Extract every line that includes the string "this".

——————————

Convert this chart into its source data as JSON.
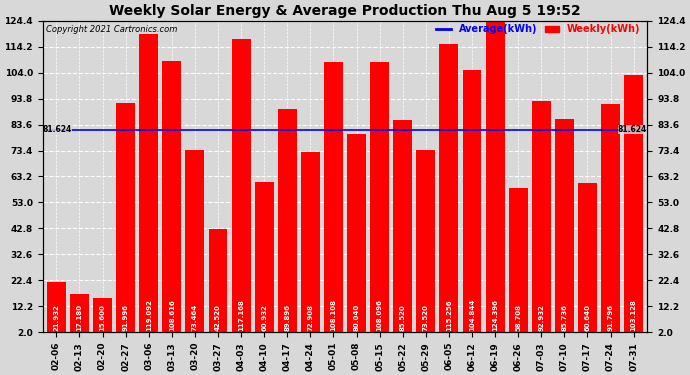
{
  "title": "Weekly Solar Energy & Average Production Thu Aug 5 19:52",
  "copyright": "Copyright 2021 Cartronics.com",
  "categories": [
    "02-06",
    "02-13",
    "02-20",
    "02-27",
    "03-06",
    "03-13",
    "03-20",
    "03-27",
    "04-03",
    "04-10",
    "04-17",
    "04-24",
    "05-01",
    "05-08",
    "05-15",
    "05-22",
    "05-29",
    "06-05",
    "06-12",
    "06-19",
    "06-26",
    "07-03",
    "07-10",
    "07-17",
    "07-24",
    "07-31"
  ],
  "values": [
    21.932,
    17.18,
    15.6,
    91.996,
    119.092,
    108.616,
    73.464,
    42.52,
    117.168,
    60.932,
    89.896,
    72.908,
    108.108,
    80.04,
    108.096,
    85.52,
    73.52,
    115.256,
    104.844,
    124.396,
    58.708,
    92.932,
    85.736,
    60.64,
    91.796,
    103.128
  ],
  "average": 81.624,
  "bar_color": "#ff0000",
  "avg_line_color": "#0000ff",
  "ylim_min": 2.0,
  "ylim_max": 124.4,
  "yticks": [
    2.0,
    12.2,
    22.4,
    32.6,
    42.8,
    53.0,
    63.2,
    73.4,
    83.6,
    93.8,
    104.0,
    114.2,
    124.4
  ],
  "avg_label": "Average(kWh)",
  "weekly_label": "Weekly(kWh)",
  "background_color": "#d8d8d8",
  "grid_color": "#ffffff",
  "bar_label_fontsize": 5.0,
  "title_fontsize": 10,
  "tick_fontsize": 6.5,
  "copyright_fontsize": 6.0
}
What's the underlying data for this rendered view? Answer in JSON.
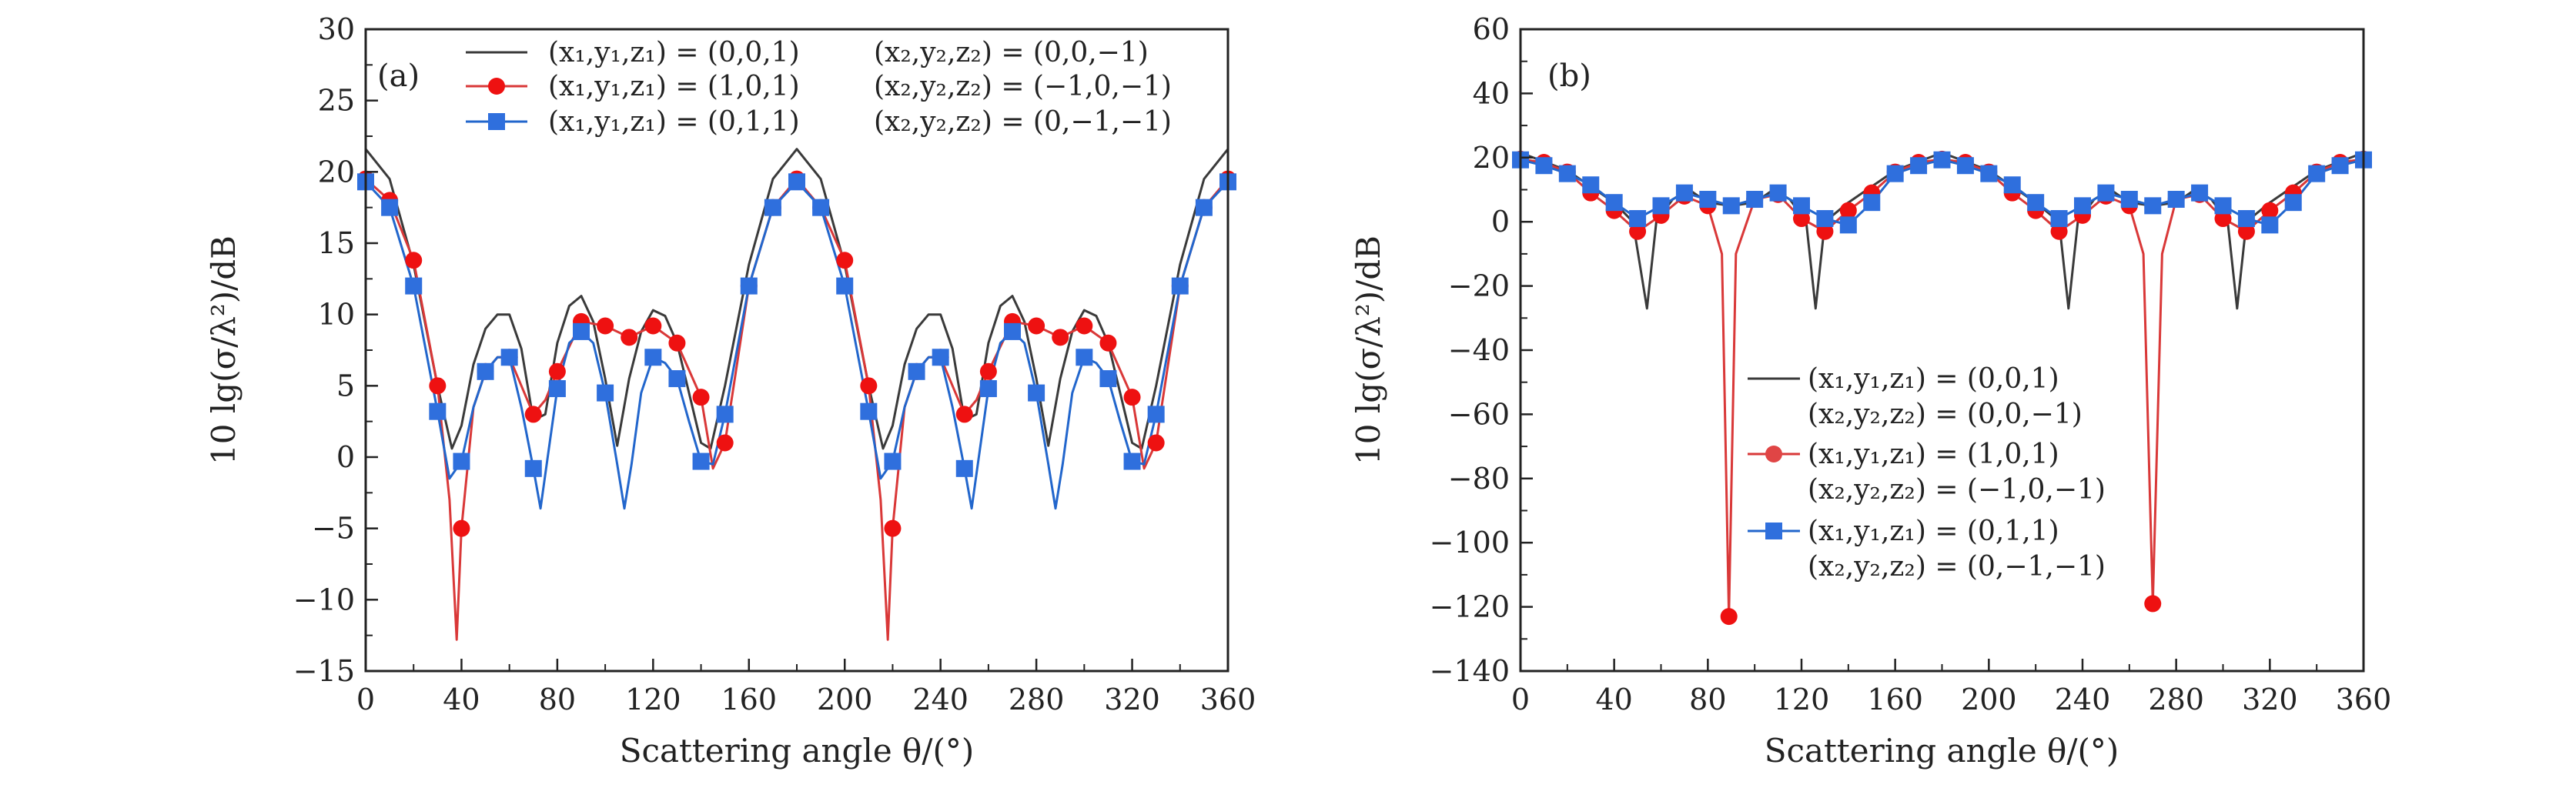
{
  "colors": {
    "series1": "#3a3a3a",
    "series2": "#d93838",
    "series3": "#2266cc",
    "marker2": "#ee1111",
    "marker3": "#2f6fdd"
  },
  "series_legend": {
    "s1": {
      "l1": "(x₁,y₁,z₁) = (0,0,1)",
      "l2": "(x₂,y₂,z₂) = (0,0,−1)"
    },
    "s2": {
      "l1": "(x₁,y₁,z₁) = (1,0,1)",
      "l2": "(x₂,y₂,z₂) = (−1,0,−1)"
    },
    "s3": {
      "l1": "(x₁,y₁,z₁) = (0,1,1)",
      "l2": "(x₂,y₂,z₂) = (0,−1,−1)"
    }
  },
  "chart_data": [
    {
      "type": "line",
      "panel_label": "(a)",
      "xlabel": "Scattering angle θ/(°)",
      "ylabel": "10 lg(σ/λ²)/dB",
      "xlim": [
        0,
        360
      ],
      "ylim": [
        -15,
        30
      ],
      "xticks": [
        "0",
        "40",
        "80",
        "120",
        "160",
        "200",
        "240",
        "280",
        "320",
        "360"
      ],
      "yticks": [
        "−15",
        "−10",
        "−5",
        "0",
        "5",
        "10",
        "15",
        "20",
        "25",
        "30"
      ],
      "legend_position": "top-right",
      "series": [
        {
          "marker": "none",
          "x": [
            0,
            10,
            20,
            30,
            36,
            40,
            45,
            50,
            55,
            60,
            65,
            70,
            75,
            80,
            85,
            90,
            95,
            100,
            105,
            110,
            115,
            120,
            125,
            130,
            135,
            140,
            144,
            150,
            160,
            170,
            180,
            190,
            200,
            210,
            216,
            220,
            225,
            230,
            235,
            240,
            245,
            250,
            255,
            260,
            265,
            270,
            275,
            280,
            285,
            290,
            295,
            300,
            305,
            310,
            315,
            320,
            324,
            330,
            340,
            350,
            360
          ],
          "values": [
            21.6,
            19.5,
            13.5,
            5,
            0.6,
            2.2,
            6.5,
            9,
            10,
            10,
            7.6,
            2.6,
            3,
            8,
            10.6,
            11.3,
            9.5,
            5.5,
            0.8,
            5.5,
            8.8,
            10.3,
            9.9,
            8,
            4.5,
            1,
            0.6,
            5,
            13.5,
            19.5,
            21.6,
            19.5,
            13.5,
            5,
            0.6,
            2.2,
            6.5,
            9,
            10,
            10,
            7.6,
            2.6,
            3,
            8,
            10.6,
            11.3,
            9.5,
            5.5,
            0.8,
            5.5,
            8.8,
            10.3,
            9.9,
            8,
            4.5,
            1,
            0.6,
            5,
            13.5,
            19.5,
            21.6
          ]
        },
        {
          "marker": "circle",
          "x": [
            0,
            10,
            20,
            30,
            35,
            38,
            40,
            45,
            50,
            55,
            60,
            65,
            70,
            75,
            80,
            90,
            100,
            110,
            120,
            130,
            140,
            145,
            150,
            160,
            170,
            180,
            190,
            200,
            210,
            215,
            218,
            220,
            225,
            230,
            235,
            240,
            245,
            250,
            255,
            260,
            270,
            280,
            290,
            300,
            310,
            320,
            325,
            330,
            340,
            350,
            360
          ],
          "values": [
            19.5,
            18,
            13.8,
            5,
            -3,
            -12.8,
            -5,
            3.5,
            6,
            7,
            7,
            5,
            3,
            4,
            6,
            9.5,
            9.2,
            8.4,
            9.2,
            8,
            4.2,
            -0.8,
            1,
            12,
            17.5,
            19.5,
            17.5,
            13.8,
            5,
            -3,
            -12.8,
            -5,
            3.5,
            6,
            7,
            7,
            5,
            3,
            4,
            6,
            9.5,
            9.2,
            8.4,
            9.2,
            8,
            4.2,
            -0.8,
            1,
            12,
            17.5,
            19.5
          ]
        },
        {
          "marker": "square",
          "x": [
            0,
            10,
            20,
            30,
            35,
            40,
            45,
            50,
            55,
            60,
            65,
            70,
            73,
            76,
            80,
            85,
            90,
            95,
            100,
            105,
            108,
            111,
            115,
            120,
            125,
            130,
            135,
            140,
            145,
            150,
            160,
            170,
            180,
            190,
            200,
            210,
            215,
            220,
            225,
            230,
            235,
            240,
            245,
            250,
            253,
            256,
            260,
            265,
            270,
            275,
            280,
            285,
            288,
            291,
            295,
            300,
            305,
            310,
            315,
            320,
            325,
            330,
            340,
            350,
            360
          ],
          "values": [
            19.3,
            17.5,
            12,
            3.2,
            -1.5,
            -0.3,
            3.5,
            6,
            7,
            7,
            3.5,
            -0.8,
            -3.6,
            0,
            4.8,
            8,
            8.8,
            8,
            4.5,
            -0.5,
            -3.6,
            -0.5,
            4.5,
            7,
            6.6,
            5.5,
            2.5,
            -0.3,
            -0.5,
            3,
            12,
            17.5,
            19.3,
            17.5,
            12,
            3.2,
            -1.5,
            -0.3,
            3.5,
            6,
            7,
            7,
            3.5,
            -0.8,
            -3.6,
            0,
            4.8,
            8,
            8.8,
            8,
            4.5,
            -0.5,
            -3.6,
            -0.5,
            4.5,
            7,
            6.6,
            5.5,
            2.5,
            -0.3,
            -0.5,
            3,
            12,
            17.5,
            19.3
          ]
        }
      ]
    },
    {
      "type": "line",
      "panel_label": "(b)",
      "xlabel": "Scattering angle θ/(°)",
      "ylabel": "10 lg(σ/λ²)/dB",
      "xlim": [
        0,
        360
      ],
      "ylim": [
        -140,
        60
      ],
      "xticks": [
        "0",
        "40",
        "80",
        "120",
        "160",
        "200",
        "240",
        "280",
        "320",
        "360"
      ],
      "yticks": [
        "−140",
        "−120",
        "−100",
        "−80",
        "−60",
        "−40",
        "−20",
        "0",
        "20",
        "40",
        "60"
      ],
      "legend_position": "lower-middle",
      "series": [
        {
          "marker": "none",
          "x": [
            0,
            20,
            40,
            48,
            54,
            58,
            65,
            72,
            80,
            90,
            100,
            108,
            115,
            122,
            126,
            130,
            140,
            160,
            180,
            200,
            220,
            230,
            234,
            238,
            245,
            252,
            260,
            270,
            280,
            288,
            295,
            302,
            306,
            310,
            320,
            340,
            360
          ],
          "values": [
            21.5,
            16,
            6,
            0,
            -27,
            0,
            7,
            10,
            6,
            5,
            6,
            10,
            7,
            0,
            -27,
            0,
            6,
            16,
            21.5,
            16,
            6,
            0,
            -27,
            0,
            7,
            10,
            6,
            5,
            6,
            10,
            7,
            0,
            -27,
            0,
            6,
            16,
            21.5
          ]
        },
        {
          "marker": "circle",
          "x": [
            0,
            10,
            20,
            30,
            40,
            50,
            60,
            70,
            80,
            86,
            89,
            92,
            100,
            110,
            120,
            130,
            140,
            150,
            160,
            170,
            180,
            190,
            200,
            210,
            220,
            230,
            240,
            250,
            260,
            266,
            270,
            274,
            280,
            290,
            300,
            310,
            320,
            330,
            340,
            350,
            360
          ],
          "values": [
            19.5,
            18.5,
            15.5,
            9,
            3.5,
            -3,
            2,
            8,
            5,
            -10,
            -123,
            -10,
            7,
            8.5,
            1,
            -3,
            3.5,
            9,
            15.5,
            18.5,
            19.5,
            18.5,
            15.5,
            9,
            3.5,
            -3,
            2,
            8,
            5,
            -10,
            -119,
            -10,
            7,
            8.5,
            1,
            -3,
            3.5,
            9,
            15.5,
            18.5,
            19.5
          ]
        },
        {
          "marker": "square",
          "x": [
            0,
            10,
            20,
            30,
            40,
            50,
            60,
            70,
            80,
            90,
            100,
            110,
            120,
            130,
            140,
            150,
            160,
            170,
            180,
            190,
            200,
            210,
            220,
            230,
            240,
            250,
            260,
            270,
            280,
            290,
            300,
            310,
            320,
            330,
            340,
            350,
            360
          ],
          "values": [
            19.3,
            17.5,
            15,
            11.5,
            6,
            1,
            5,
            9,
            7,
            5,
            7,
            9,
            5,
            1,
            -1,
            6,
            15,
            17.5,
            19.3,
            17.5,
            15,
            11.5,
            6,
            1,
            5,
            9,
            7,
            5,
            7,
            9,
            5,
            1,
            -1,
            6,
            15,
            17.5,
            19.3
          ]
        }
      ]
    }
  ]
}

——————————

The reply:
Convert this chart into its source data as JSON.
What's the underlying data for this rendered view? Answer in JSON.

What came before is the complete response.